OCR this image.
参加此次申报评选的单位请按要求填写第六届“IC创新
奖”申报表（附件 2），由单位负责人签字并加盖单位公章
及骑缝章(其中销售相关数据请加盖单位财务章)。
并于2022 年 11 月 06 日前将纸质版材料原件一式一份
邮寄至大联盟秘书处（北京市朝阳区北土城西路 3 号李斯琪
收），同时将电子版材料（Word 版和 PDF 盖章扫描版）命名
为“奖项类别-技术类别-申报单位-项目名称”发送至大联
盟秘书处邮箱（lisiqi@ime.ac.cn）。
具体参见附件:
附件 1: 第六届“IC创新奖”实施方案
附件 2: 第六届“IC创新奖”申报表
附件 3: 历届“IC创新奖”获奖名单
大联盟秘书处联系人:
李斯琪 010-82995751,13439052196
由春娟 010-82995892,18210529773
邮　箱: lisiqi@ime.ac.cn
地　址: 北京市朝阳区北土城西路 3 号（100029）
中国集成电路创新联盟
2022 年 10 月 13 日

----

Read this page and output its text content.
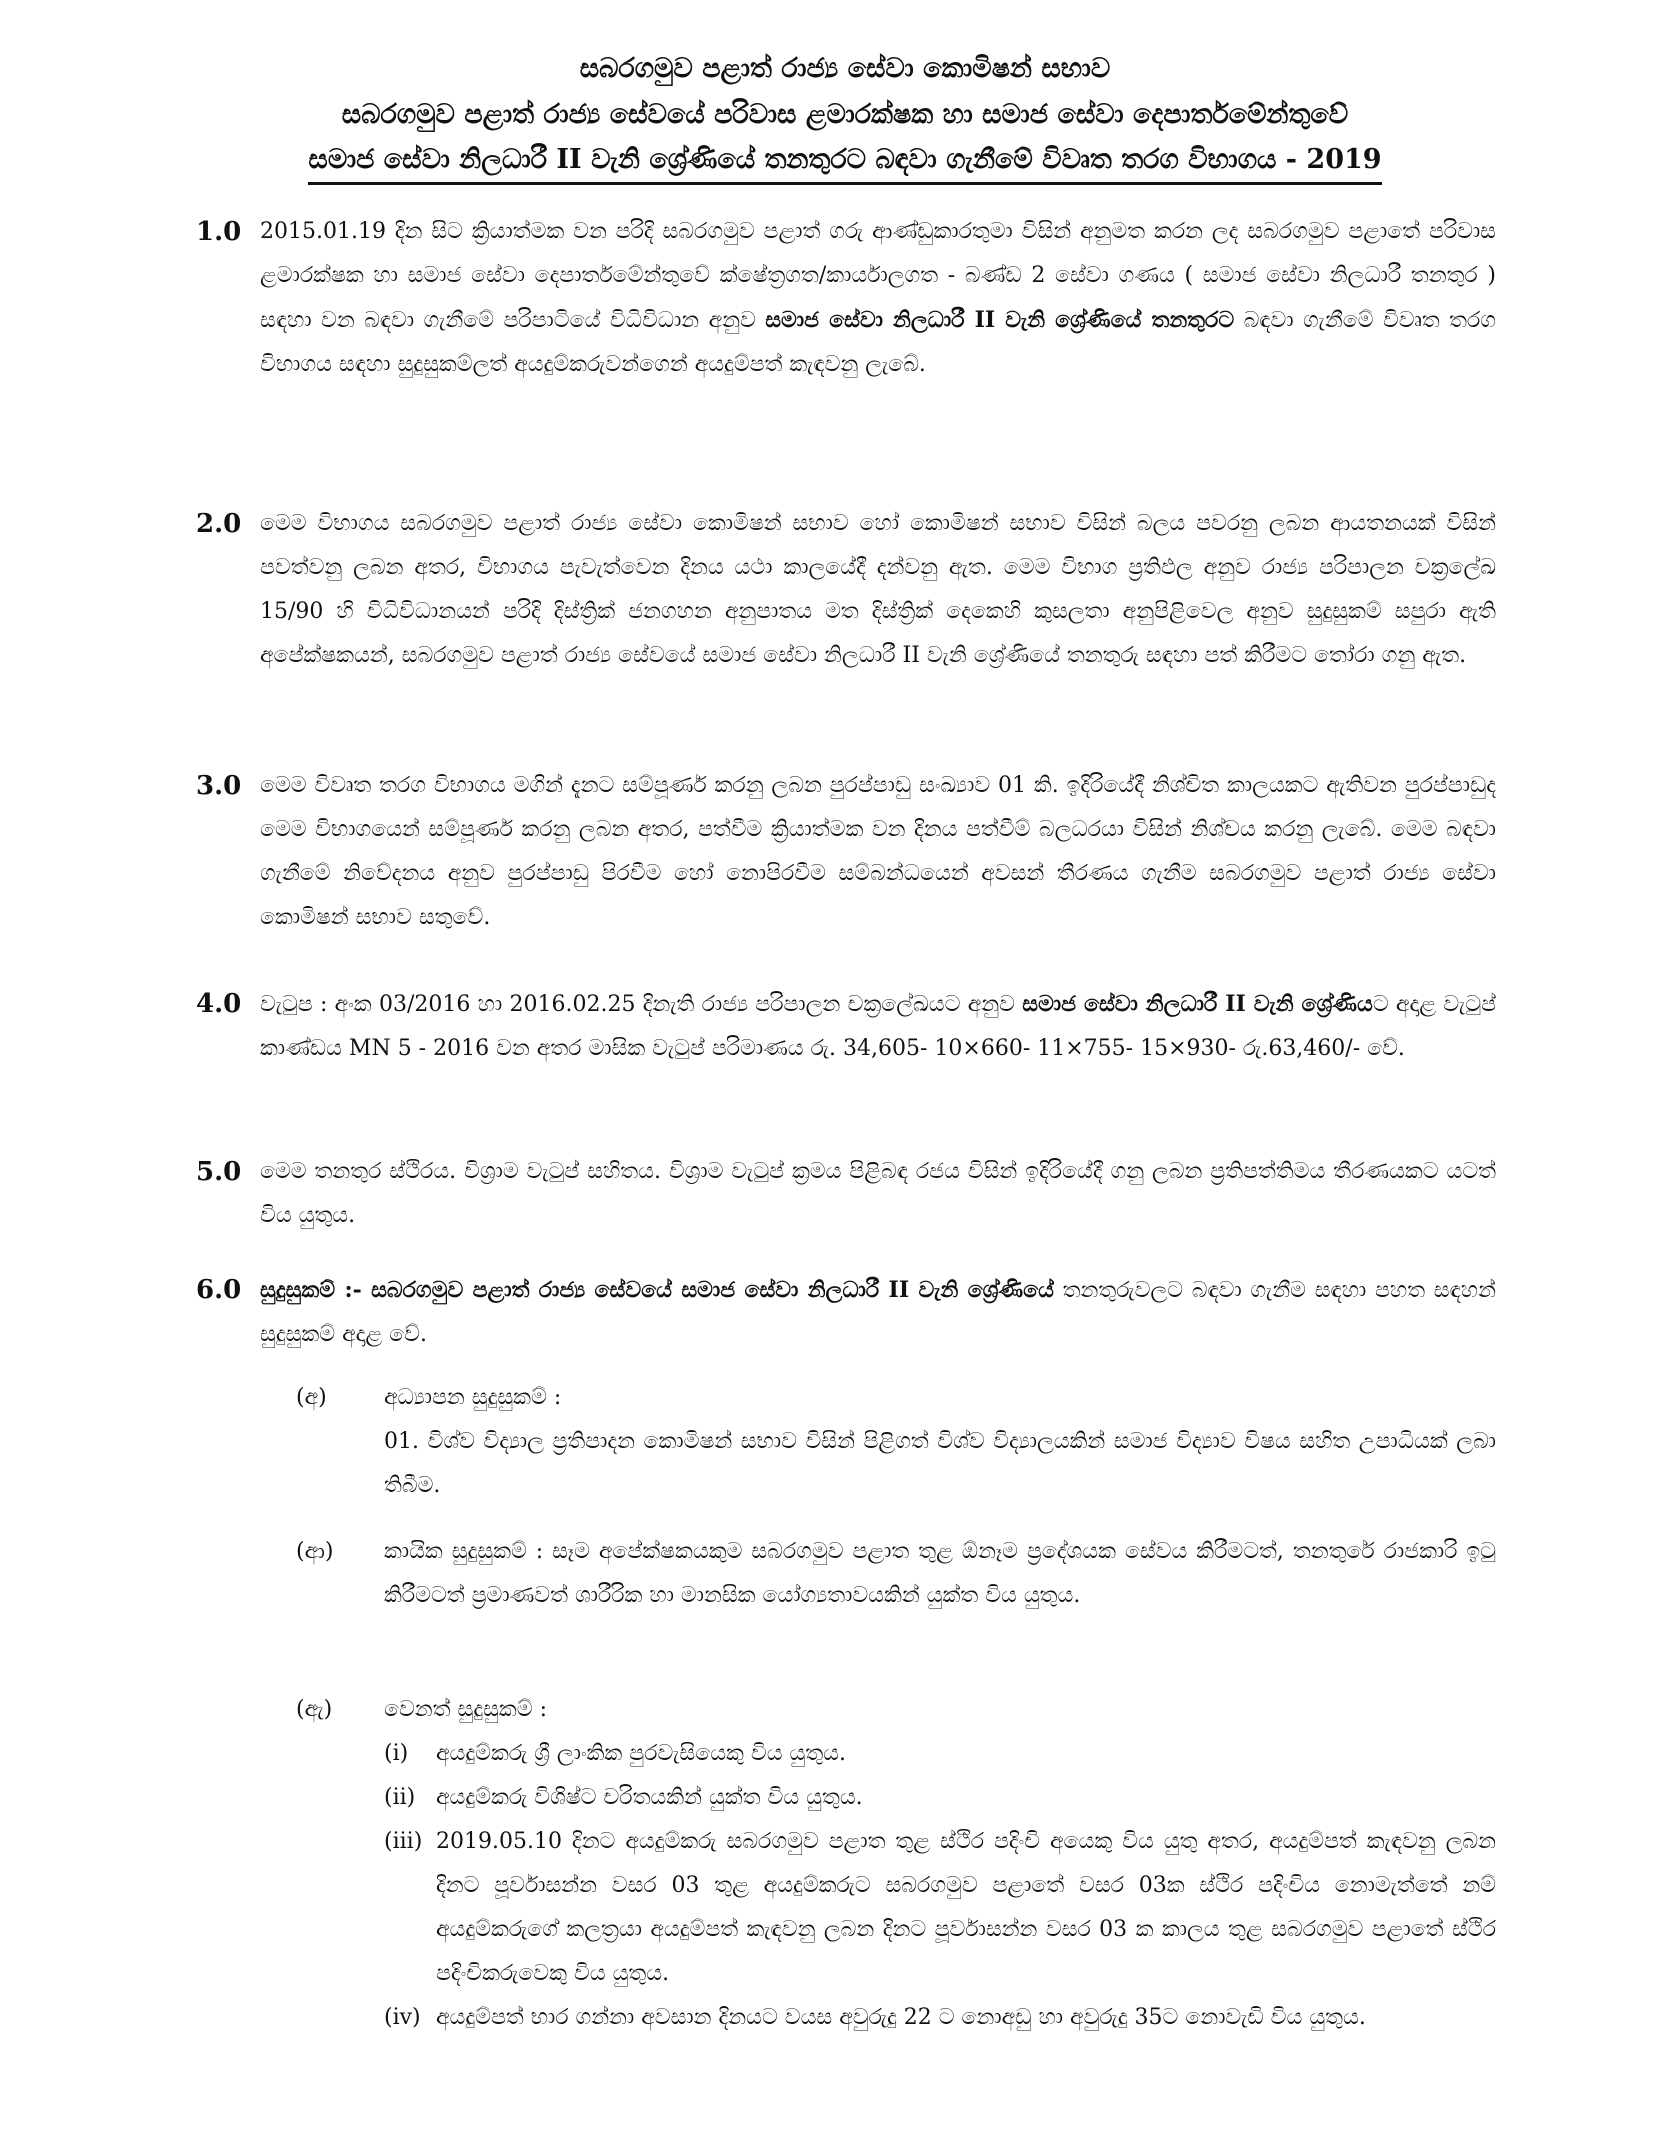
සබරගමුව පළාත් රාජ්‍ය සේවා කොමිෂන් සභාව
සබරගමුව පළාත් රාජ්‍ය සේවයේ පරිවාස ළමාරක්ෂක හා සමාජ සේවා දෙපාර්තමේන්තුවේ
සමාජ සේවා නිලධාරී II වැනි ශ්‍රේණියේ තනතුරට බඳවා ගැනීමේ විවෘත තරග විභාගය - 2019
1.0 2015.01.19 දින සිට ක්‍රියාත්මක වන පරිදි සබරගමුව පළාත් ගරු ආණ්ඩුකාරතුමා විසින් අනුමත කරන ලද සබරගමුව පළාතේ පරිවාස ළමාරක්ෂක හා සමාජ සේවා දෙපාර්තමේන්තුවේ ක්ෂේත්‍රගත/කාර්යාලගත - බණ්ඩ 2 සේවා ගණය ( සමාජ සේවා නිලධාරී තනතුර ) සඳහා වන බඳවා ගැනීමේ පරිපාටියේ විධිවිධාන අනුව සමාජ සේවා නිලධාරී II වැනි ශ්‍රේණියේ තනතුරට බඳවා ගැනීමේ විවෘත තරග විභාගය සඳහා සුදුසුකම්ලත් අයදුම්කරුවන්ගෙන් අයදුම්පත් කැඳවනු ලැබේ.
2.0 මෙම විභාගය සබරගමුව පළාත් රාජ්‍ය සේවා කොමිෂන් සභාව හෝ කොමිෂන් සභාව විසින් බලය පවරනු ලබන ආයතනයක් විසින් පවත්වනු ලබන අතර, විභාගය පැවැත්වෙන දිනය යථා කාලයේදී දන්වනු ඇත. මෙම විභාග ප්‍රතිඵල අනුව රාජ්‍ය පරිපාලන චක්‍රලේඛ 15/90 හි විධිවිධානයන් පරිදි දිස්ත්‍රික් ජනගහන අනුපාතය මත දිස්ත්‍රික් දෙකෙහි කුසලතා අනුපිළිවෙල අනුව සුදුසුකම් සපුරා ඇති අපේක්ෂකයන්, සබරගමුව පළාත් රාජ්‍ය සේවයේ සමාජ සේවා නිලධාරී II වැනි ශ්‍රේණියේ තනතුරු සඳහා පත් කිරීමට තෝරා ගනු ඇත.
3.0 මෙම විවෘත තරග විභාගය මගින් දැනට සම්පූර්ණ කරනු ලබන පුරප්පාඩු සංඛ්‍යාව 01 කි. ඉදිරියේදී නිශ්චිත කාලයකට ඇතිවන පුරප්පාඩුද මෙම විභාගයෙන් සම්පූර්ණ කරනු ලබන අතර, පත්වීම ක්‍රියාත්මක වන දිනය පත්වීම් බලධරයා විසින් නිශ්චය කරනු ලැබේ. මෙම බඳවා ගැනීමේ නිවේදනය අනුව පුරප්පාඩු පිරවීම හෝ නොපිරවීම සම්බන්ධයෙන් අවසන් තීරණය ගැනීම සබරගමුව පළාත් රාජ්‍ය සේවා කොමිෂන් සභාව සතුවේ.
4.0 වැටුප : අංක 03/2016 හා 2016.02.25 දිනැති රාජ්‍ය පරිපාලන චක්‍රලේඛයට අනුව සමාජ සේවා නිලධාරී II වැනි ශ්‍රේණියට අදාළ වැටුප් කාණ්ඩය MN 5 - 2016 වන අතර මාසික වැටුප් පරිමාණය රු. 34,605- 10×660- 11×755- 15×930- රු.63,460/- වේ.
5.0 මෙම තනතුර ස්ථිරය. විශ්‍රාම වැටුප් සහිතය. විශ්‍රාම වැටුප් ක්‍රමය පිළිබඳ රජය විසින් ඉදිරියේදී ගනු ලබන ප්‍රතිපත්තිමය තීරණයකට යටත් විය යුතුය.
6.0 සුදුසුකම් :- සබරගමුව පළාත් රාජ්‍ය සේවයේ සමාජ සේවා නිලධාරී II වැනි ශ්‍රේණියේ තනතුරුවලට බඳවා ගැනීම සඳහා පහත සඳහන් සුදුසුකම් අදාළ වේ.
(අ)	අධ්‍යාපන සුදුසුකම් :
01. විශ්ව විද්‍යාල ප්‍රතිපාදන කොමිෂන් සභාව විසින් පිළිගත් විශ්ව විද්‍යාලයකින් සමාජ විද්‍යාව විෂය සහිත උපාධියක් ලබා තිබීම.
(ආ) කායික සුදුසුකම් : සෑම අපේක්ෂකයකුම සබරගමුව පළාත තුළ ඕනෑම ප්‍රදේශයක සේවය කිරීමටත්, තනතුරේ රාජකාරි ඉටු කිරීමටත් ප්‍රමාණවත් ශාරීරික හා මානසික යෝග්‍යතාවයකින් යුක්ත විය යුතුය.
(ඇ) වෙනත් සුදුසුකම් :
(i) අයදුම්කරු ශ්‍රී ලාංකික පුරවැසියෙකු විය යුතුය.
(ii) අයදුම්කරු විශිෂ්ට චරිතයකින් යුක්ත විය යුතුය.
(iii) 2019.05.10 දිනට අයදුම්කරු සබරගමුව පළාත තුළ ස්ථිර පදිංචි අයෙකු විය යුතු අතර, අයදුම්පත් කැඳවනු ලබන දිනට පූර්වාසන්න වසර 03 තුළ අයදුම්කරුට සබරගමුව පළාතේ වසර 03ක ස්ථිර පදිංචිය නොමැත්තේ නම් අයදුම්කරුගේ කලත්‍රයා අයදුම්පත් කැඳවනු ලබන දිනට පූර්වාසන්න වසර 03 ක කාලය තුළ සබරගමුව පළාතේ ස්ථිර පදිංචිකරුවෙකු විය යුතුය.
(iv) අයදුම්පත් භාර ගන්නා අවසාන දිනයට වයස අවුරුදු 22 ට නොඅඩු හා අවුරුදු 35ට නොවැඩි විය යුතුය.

----

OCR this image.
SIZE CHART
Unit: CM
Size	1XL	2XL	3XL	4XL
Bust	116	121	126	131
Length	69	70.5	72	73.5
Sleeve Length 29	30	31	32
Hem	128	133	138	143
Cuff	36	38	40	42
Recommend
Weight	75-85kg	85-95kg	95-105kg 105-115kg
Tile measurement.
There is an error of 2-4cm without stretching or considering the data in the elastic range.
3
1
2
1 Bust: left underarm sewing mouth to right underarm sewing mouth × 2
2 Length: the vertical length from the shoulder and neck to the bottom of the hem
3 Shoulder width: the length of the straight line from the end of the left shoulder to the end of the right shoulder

----

Report the number of lines in the entries above that include the string "lisiqi". Give nothing but the number.

* WORKED SOLUTION
2